(Set problem): Your task is to transcribe all the entries exactly, excluding pictures.

[Begin Excerpted data]

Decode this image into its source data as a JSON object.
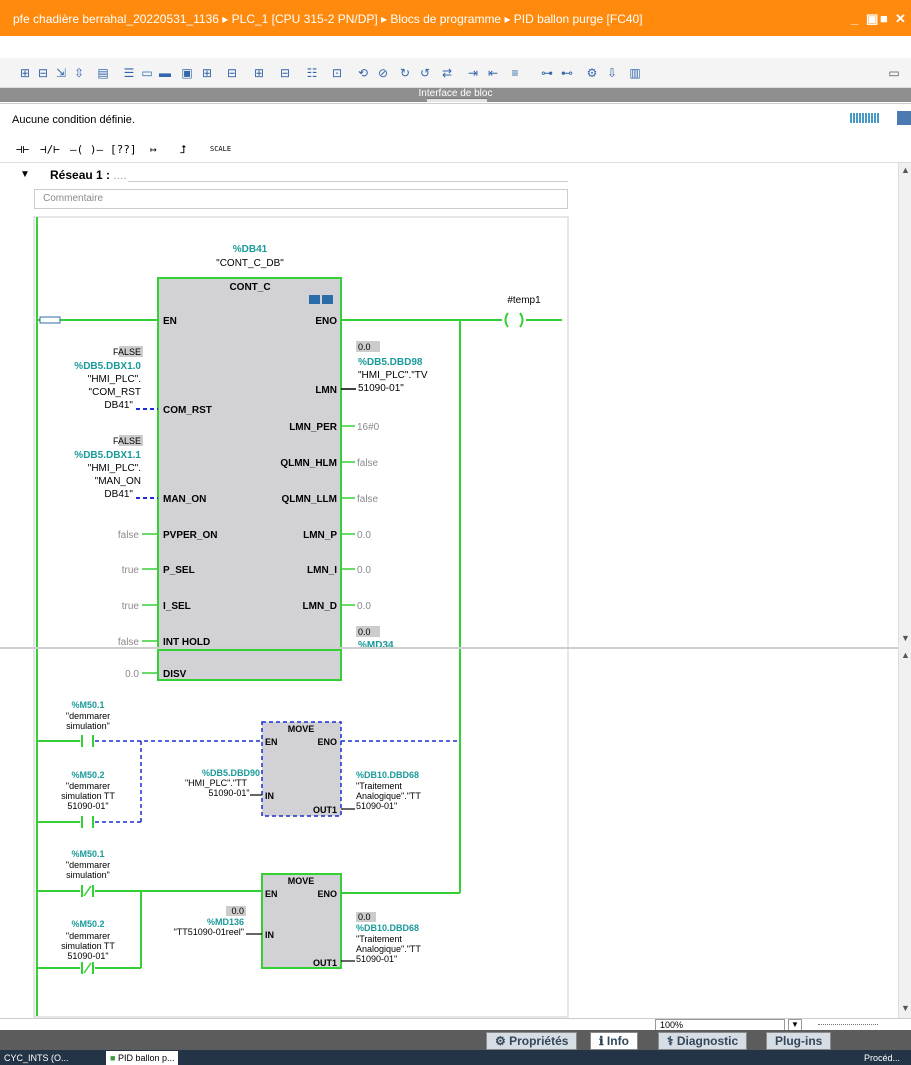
{
  "window": {
    "title": "pfe chadière berrahal_20220531_1136 ▸ PLC_1 [CPU 315-2 PN/DP] ▸ Blocs de programme ▸ PID ballon purge [FC40]",
    "controls": [
      "_",
      "▣",
      "■",
      "✕"
    ]
  },
  "interface_bar": "Interface de bloc",
  "condition_text": "Aucune condition définie.",
  "ladder_toolbar": {
    "no_contact": "⊣⊢",
    "nc_contact": "⊣/⊢",
    "coil": "–( )–",
    "empty_box": "[??]",
    "open_branch": "↦",
    "close_branch": "⮥",
    "scale": "SCALE"
  },
  "network": {
    "label": "Réseau 1 :",
    "dots": "....",
    "comment_placeholder": "Commentaire"
  },
  "pid": {
    "db_addr": "%DB41",
    "db_name": "\"CONT_C_DB\"",
    "type": "CONT_C",
    "inputs": [
      "EN",
      "COM_RST",
      "MAN_ON",
      "PVPER_ON",
      "P_SEL",
      "I_SEL",
      "INT HOLD",
      "DISV"
    ],
    "outputs": [
      "ENO",
      "LMN",
      "LMN_PER",
      "QLMN_HLM",
      "QLMN_LLM",
      "LMN_P",
      "LMN_I",
      "LMN_D"
    ],
    "com_rst": {
      "val": "FALSE",
      "addr": "%DB5.DBX1.0",
      "name1": "\"HMI_PLC\".",
      "name2": "\"COM_RST",
      "name3": "DB41\""
    },
    "man_on": {
      "val": "FALSE",
      "addr": "%DB5.DBX1.1",
      "name1": "\"HMI_PLC\".",
      "name2": "\"MAN_ON",
      "name3": "DB41\""
    },
    "pvper_on": "false",
    "p_sel": "true",
    "i_sel": "true",
    "int_hold": "false",
    "disv": "0.0",
    "lmn": {
      "val": "0.0",
      "addr": "%DB5.DBD98",
      "name1": "\"HMI_PLC\".\"TV",
      "name2": "51090-01\""
    },
    "lmn_per": "16#0",
    "qlmn_hlm": "false",
    "qlmn_llm": "false",
    "lmn_p": "0.0",
    "lmn_i": "0.0",
    "lmn_d": "0.0",
    "extra_val": "0.0",
    "extra_addr": "%MD34",
    "coil_label": "#temp1"
  },
  "move1": {
    "type": "MOVE",
    "en": "EN",
    "eno": "ENO",
    "in": "IN",
    "out": "OUT1",
    "in_addr": "%DB5.DBD90",
    "in_name1": "\"HMI_PLC\".\"TT",
    "in_name2": "51090-01\"",
    "out_addr": "%DB10.DBD68",
    "out_name1": "\"Traitement",
    "out_name2": "Analogique\".\"TT",
    "out_name3": "51090-01\""
  },
  "move2": {
    "type": "MOVE",
    "en": "EN",
    "eno": "ENO",
    "in": "IN",
    "out": "OUT1",
    "in_val": "0.0",
    "in_addr": "%MD136",
    "in_name": "\"TT51090-01reel\"",
    "out_val": "0.0",
    "out_addr": "%DB10.DBD68",
    "out_name1": "\"Traitement",
    "out_name2": "Analogique\".\"TT",
    "out_name3": "51090-01\""
  },
  "contacts": {
    "m501_a": {
      "addr": "%M50.1",
      "name1": "\"demmarer",
      "name2": "simulation\""
    },
    "m502_a": {
      "addr": "%M50.2",
      "name1": "\"demmarer",
      "name2": "simulation TT",
      "name3": "51090-01\""
    },
    "m501_b": {
      "addr": "%M50.1",
      "name1": "\"demmarer",
      "name2": "simulation\""
    },
    "m502_b": {
      "addr": "%M50.2",
      "name1": "\"demmarer",
      "name2": "simulation TT",
      "name3": "51090-01\""
    }
  },
  "zoom": {
    "value": "100%"
  },
  "bottom_tabs": {
    "proprietes": "Propriétés",
    "info": "Info",
    "diagnostic": "Diagnostic",
    "plugins": "Plug-ins"
  },
  "taskbar": {
    "item1": "CYC_INTS (O...",
    "item2": "PID ballon p...",
    "item3": "Procéd..."
  },
  "colors": {
    "title_bg": "#ff8a0e",
    "rung_green": "#35d035",
    "address_teal": "#1a9a9a",
    "dashed_blue": "#1a2fd0",
    "block_fill": "#d2d2d6"
  }
}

[End Excerpted data]

(Output):
Decode this image into its source data as a JSON object.
{
  "window": {
    "title": "pfe chadière berrahal_20220531_1136 ▸ PLC_1 [CPU 315-2 PN/DP] ▸ Blocs de programme ▸ PID ballon purge [FC40]",
    "controls": [
      "_",
      "▣",
      "■",
      "✕"
    ]
  },
  "interface_bar": "Interface de bloc",
  "condition_text": "Aucune condition définie.",
  "ladder_toolbar": {
    "no_contact": "⊣⊢",
    "nc_contact": "⊣/⊢",
    "coil": "–( )–",
    "empty_box": "[??]",
    "open_branch": "↦",
    "close_branch": "⮥",
    "scale": "SCALE"
  },
  "network": {
    "label": "Réseau 1 :",
    "dots": "....",
    "comment_placeholder": "Commentaire"
  },
  "pid": {
    "db_addr": "%DB41",
    "db_name": "\"CONT_C_DB\"",
    "type": "CONT_C",
    "inputs": [
      "EN",
      "COM_RST",
      "MAN_ON",
      "PVPER_ON",
      "P_SEL",
      "I_SEL",
      "INT HOLD",
      "DISV"
    ],
    "outputs": [
      "ENO",
      "LMN",
      "LMN_PER",
      "QLMN_HLM",
      "QLMN_LLM",
      "LMN_P",
      "LMN_I",
      "LMN_D"
    ],
    "com_rst": {
      "val": "FALSE",
      "addr": "%DB5.DBX1.0",
      "name1": "\"HMI_PLC\".",
      "name2": "\"COM_RST",
      "name3": "DB41\""
    },
    "man_on": {
      "val": "FALSE",
      "addr": "%DB5.DBX1.1",
      "name1": "\"HMI_PLC\".",
      "name2": "\"MAN_ON",
      "name3": "DB41\""
    },
    "pvper_on": "false",
    "p_sel": "true",
    "i_sel": "true",
    "int_hold": "false",
    "disv": "0.0",
    "lmn": {
      "val": "0.0",
      "addr": "%DB5.DBD98",
      "name1": "\"HMI_PLC\".\"TV",
      "name2": "51090-01\""
    },
    "lmn_per": "16#0",
    "qlmn_hlm": "false",
    "qlmn_llm": "false",
    "lmn_p": "0.0",
    "lmn_i": "0.0",
    "lmn_d": "0.0",
    "extra_val": "0.0",
    "extra_addr": "%MD34",
    "coil_label": "#temp1"
  },
  "move1": {
    "type": "MOVE",
    "en": "EN",
    "eno": "ENO",
    "in": "IN",
    "out": "OUT1",
    "in_addr": "%DB5.DBD90",
    "in_name1": "\"HMI_PLC\".\"TT",
    "in_name2": "51090-01\"",
    "out_addr": "%DB10.DBD68",
    "out_name1": "\"Traitement",
    "out_name2": "Analogique\".\"TT",
    "out_name3": "51090-01\""
  },
  "move2": {
    "type": "MOVE",
    "en": "EN",
    "eno": "ENO",
    "in": "IN",
    "out": "OUT1",
    "in_val": "0.0",
    "in_addr": "%MD136",
    "in_name": "\"TT51090-01reel\"",
    "out_val": "0.0",
    "out_addr": "%DB10.DBD68",
    "out_name1": "\"Traitement",
    "out_name2": "Analogique\".\"TT",
    "out_name3": "51090-01\""
  },
  "contacts": {
    "m501_a": {
      "addr": "%M50.1",
      "name1": "\"demmarer",
      "name2": "simulation\""
    },
    "m502_a": {
      "addr": "%M50.2",
      "name1": "\"demmarer",
      "name2": "simulation TT",
      "name3": "51090-01\""
    },
    "m501_b": {
      "addr": "%M50.1",
      "name1": "\"demmarer",
      "name2": "simulation\""
    },
    "m502_b": {
      "addr": "%M50.2",
      "name1": "\"demmarer",
      "name2": "simulation TT",
      "name3": "51090-01\""
    }
  },
  "zoom": {
    "value": "100%"
  },
  "bottom_tabs": {
    "proprietes": "Propriétés",
    "info": "Info",
    "diagnostic": "Diagnostic",
    "plugins": "Plug-ins"
  },
  "taskbar": {
    "item1": "CYC_INTS (O...",
    "item2": "PID ballon p...",
    "item3": "Procéd..."
  },
  "colors": {
    "title_bg": "#ff8a0e",
    "rung_green": "#35d035",
    "address_teal": "#1a9a9a",
    "dashed_blue": "#1a2fd0",
    "block_fill": "#d2d2d6"
  }
}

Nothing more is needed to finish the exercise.